» **TASK STATEMENT**
Take the line containing "What does this" and every line after it to the end of the records, and copy them exactly, excluding pictures.

» **Recorded data**
============================================================
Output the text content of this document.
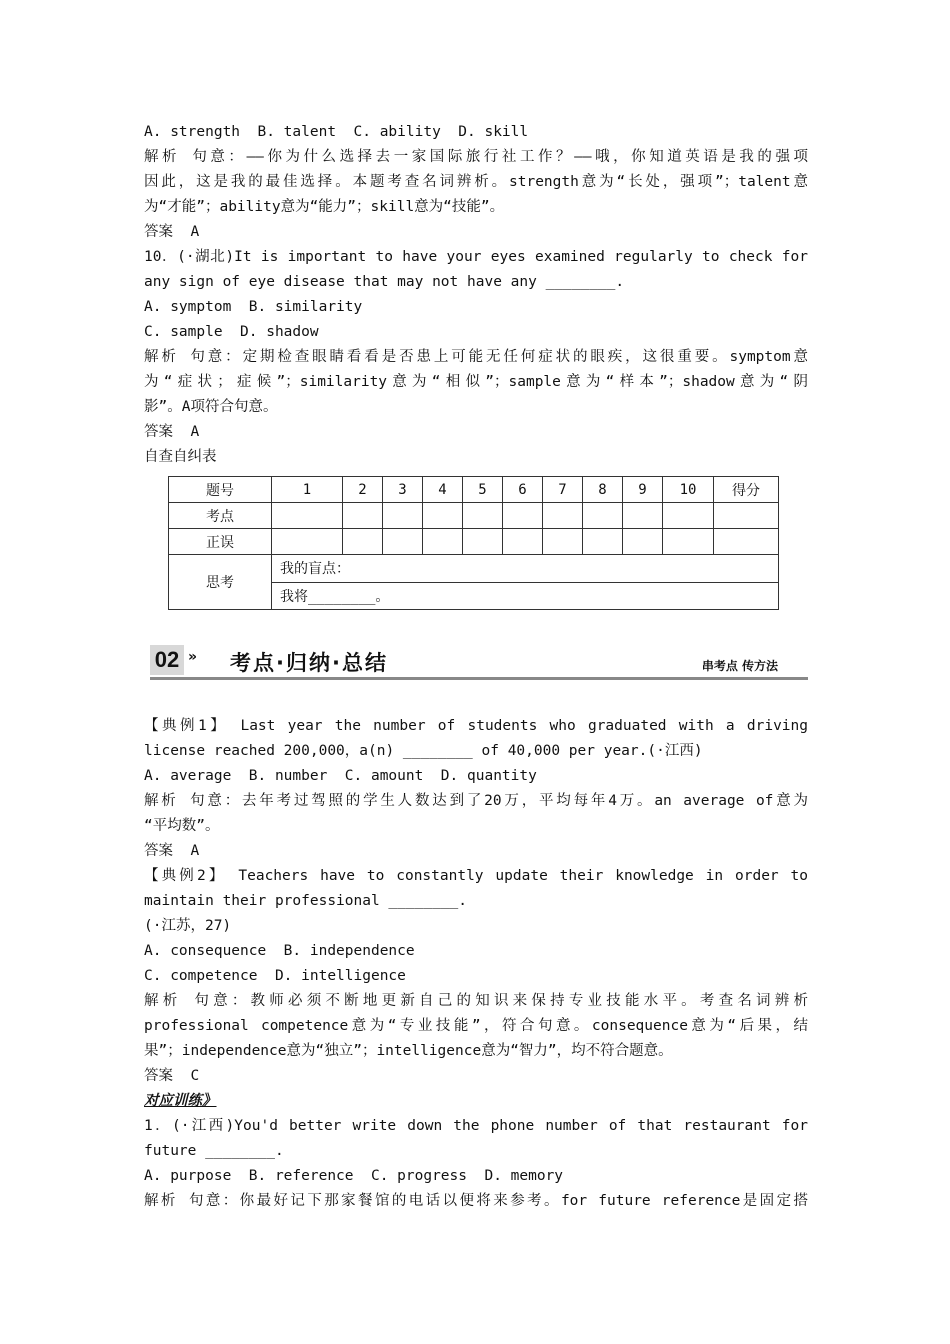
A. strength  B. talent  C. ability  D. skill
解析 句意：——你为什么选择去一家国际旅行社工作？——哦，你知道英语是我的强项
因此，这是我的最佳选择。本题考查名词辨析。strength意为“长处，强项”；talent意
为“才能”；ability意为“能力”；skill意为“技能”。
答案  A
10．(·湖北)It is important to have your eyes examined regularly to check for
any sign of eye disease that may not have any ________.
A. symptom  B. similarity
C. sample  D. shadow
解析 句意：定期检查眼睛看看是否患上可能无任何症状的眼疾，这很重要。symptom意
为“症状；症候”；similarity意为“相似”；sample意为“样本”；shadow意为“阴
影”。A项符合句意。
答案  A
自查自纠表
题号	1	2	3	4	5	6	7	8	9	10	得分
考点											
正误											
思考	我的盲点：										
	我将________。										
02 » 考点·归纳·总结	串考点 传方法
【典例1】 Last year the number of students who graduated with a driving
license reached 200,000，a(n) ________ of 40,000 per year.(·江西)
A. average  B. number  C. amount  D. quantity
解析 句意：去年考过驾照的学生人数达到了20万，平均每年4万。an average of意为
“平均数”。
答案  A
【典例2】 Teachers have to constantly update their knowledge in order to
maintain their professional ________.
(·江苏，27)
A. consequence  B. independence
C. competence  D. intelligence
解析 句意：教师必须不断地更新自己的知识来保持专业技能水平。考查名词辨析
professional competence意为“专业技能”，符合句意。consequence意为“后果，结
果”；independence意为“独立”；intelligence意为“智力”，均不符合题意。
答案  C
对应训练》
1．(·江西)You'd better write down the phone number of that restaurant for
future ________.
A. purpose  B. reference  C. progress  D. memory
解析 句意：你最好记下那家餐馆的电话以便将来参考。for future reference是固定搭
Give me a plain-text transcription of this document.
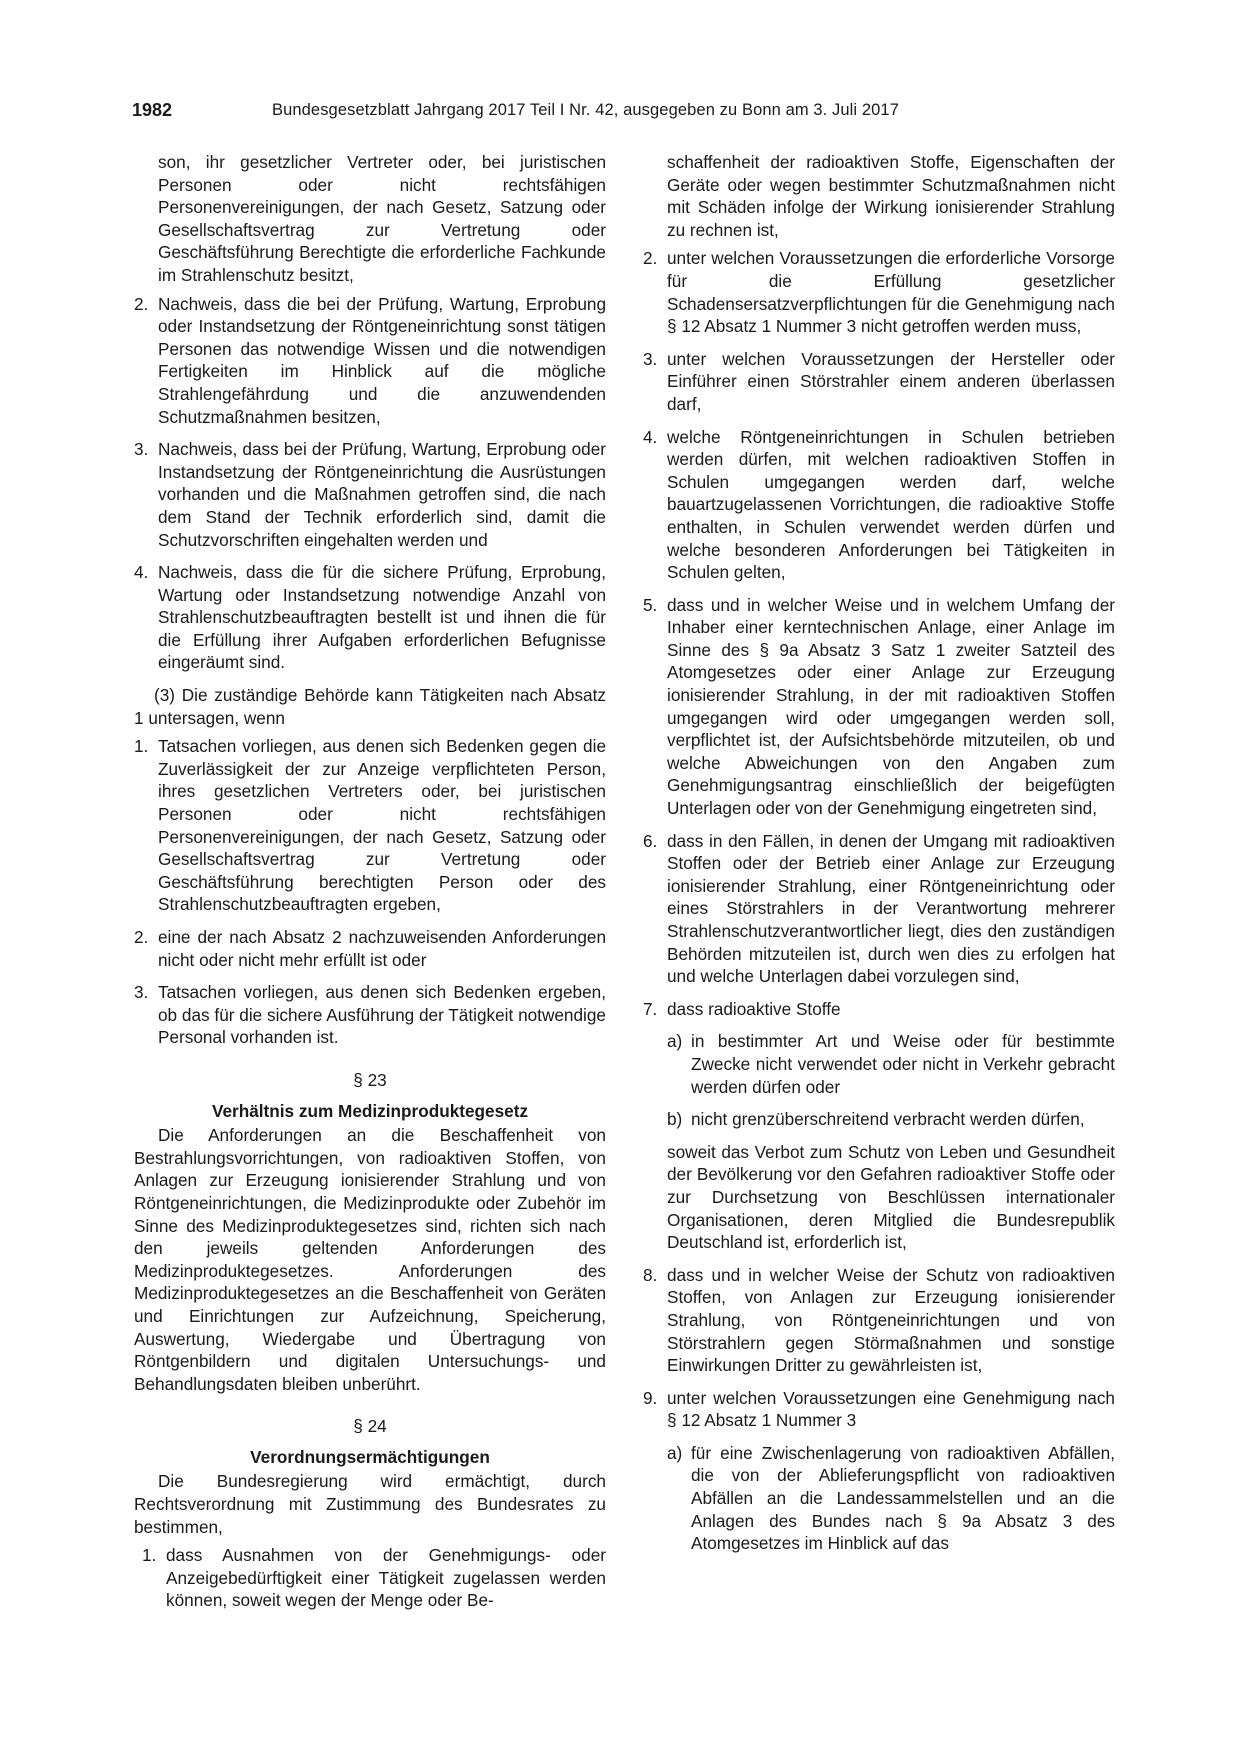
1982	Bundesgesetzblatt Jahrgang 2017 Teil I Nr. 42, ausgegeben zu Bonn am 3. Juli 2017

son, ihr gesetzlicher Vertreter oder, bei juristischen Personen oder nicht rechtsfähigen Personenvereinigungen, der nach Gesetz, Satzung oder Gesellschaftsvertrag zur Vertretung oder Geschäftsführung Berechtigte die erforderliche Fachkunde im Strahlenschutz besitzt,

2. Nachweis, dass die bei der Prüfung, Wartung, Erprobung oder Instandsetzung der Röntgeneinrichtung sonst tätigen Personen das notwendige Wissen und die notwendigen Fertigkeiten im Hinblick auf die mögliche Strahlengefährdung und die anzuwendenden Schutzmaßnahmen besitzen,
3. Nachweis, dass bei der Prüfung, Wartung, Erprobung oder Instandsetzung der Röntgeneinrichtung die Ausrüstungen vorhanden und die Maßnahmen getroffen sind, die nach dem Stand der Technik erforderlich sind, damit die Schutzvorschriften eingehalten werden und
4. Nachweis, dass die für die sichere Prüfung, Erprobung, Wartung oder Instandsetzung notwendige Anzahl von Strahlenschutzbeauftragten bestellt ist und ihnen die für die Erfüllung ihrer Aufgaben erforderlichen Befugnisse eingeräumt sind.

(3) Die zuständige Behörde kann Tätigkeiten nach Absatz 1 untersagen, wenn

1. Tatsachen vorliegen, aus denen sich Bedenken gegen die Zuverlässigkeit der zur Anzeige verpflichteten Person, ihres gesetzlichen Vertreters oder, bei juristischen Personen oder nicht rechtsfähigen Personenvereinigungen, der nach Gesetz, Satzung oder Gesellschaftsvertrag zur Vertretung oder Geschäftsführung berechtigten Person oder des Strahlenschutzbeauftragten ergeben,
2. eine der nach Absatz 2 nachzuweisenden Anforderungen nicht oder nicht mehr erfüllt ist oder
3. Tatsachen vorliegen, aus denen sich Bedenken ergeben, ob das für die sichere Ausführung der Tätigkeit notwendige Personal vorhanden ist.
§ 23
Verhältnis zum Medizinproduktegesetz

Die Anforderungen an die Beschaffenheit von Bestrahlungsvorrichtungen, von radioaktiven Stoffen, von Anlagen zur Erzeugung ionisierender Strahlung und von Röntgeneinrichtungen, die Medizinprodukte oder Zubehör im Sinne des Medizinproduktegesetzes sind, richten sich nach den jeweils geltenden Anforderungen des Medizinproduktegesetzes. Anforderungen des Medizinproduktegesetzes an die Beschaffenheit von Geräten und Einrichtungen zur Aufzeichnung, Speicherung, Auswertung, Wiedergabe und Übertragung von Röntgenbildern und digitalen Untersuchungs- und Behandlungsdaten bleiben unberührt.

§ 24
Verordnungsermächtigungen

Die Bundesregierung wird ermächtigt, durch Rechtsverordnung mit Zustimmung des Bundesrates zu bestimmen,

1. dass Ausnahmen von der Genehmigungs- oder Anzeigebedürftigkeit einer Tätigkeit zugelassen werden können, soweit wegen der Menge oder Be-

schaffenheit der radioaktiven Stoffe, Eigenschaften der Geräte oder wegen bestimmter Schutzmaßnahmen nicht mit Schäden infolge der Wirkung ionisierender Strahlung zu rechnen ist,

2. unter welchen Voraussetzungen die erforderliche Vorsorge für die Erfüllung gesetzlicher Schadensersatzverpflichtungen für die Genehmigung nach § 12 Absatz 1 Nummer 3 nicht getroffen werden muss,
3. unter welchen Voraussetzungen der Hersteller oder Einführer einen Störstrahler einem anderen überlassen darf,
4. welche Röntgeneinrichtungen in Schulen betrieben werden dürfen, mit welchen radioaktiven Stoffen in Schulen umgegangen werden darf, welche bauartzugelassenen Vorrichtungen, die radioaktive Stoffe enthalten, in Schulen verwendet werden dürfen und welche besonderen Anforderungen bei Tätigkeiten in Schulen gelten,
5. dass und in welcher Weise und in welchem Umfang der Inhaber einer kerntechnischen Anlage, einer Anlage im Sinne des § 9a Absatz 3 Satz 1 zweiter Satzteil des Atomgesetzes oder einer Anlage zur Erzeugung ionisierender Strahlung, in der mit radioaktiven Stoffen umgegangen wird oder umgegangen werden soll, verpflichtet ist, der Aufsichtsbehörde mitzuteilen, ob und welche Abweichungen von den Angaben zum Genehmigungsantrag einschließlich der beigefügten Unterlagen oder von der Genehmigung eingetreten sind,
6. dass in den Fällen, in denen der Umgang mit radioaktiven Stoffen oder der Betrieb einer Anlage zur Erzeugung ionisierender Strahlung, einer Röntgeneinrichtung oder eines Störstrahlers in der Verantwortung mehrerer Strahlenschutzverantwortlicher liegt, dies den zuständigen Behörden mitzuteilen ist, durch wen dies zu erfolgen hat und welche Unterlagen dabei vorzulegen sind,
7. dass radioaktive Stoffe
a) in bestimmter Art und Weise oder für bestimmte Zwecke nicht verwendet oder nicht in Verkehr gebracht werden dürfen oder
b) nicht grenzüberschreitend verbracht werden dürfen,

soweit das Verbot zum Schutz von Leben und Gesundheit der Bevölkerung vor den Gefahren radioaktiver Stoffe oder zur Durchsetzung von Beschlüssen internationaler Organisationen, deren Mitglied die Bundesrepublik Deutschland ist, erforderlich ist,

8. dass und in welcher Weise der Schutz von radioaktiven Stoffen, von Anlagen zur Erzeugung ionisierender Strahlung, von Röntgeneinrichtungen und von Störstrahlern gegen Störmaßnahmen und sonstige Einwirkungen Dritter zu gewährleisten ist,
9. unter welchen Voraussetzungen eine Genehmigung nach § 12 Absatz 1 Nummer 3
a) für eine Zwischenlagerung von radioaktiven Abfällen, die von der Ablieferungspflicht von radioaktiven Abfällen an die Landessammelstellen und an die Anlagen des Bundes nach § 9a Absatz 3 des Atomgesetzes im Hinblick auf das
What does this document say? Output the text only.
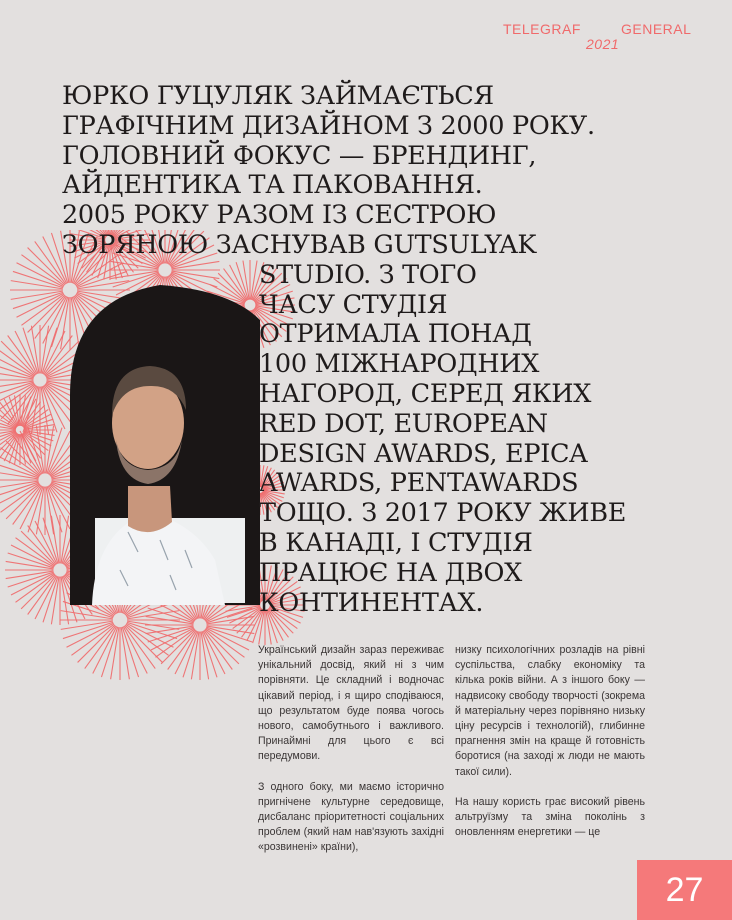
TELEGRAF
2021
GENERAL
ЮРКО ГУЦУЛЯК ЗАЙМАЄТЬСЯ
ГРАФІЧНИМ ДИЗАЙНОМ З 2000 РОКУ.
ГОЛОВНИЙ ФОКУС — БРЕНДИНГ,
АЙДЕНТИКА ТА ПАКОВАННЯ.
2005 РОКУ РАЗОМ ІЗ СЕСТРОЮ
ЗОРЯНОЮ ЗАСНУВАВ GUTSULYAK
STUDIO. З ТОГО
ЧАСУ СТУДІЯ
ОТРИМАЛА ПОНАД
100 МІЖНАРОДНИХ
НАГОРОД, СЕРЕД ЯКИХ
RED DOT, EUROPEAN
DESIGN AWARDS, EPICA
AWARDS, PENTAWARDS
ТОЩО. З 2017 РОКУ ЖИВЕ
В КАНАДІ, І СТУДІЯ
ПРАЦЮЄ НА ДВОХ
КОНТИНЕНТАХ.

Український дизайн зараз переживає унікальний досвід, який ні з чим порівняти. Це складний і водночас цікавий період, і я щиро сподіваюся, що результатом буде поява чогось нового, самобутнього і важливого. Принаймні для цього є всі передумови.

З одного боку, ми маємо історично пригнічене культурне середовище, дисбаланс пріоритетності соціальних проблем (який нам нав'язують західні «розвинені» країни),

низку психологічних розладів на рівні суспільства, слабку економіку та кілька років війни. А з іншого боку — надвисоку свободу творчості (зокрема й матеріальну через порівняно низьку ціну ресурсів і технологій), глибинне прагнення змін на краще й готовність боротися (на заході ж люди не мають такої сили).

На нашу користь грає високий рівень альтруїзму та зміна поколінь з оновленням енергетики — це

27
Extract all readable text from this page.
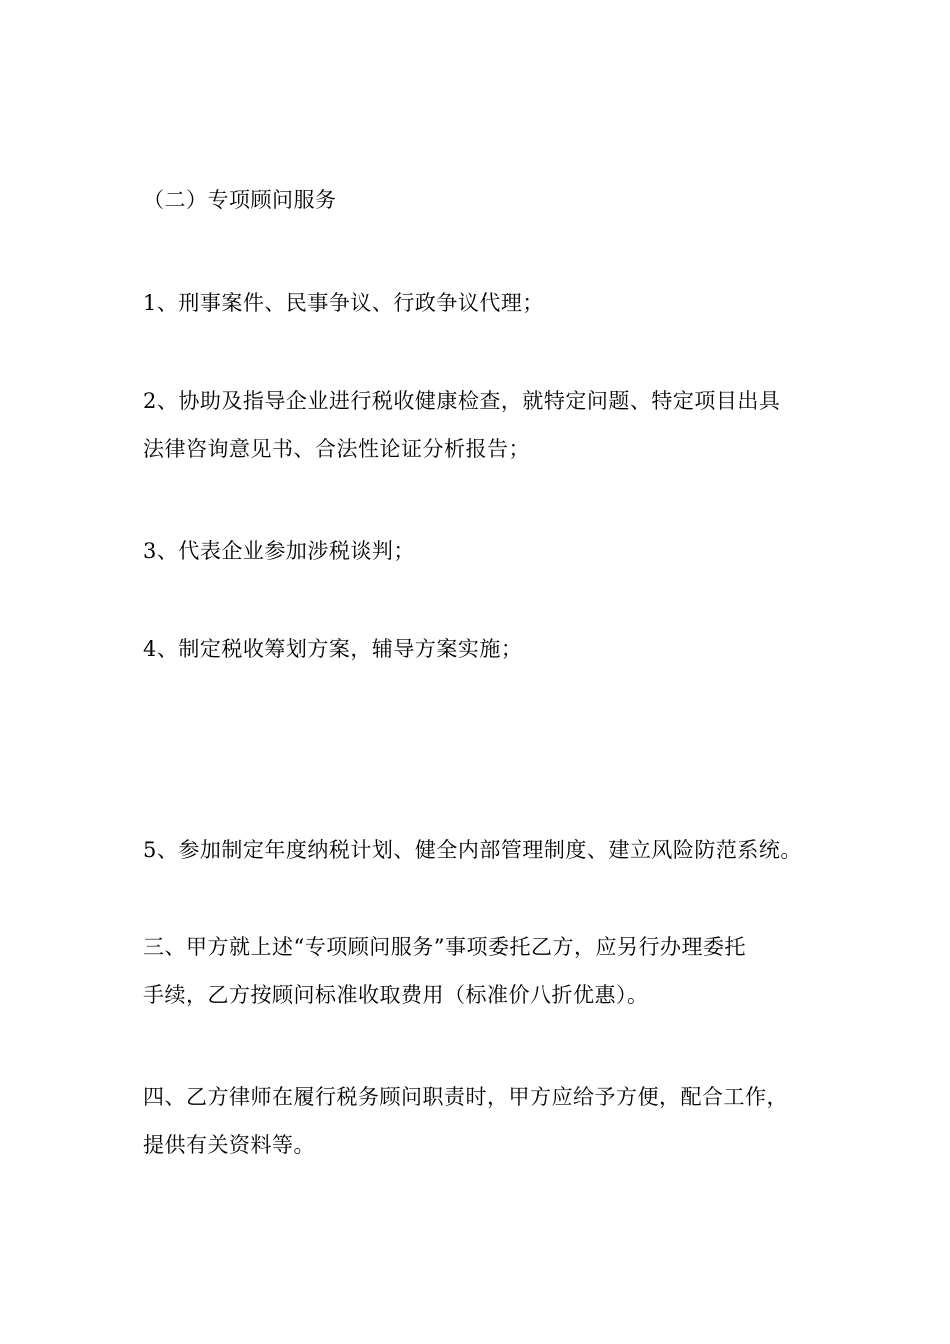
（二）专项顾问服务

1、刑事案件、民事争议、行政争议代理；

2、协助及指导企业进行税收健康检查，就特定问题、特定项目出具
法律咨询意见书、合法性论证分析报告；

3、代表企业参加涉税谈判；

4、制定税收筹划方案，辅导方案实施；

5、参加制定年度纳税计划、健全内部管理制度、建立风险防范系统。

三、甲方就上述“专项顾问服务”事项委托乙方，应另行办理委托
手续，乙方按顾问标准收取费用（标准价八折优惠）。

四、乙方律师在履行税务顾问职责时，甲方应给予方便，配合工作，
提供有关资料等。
============================================================
» **ANSWER BELOW**
What does this document say? Output the text only.
TELEGRAF
2021
GENERAL
ЮРКО ГУЦУЛЯК ЗАЙМАЄТЬСЯ
ГРАФІЧНИМ ДИЗАЙНОМ З 2000 РОКУ.
ГОЛОВНИЙ ФОКУС — БРЕНДИНГ,
АЙДЕНТИКА ТА ПАКОВАННЯ.
2005 РОКУ РАЗОМ ІЗ СЕСТРОЮ
ЗОРЯНОЮ ЗАСНУВАВ GUTSULYAK
STUDIO. З ТОГО
ЧАСУ СТУДІЯ
ОТРИМАЛА ПОНАД
100 МІЖНАРОДНИХ
НАГОРОД, СЕРЕД ЯКИХ
RED DOT, EUROPEAN
DESIGN AWARDS, EPICA
AWARDS, PENTAWARDS
ТОЩО. З 2017 РОКУ ЖИВЕ
В КАНАДІ, І СТУДІЯ
ПРАЦЮЄ НА ДВОХ
КОНТИНЕНТАХ.

Український дизайн зараз переживає унікальний досвід, який ні з чим порівняти. Це складний і водночас цікавий період, і я щиро сподіваюся, що результатом буде поява чогось нового, самобутнього і важливого. Принаймні для цього є всі передумови.

З одного боку, ми маємо історично пригнічене культурне середовище, дисбаланс пріоритетності соціальних проблем (який нам нав'язують західні «розвинені» країни),

низку психологічних розладів на рівні суспільства, слабку економіку та кілька років війни. А з іншого боку — надвисоку свободу творчості (зокрема й матеріальну через порівняно низьку ціну ресурсів і технологій), глибинне прагнення змін на краще й готовність боротися (на заході ж люди не мають такої сили).

На нашу користь грає високий рівень альтруїзму та зміна поколінь з оновленням енергетики — це

27
Extract all readable text from this page.
（二）专项顾问服务

1、刑事案件、民事争议、行政争议代理；

2、协助及指导企业进行税收健康检查，就特定问题、特定项目出具
法律咨询意见书、合法性论证分析报告；

3、代表企业参加涉税谈判；

4、制定税收筹划方案，辅导方案实施；

5、参加制定年度纳税计划、健全内部管理制度、建立风险防范系统。

三、甲方就上述“专项顾问服务”事项委托乙方，应另行办理委托
手续，乙方按顾问标准收取费用（标准价八折优惠）。

四、乙方律师在履行税务顾问职责时，甲方应给予方便，配合工作，
提供有关资料等。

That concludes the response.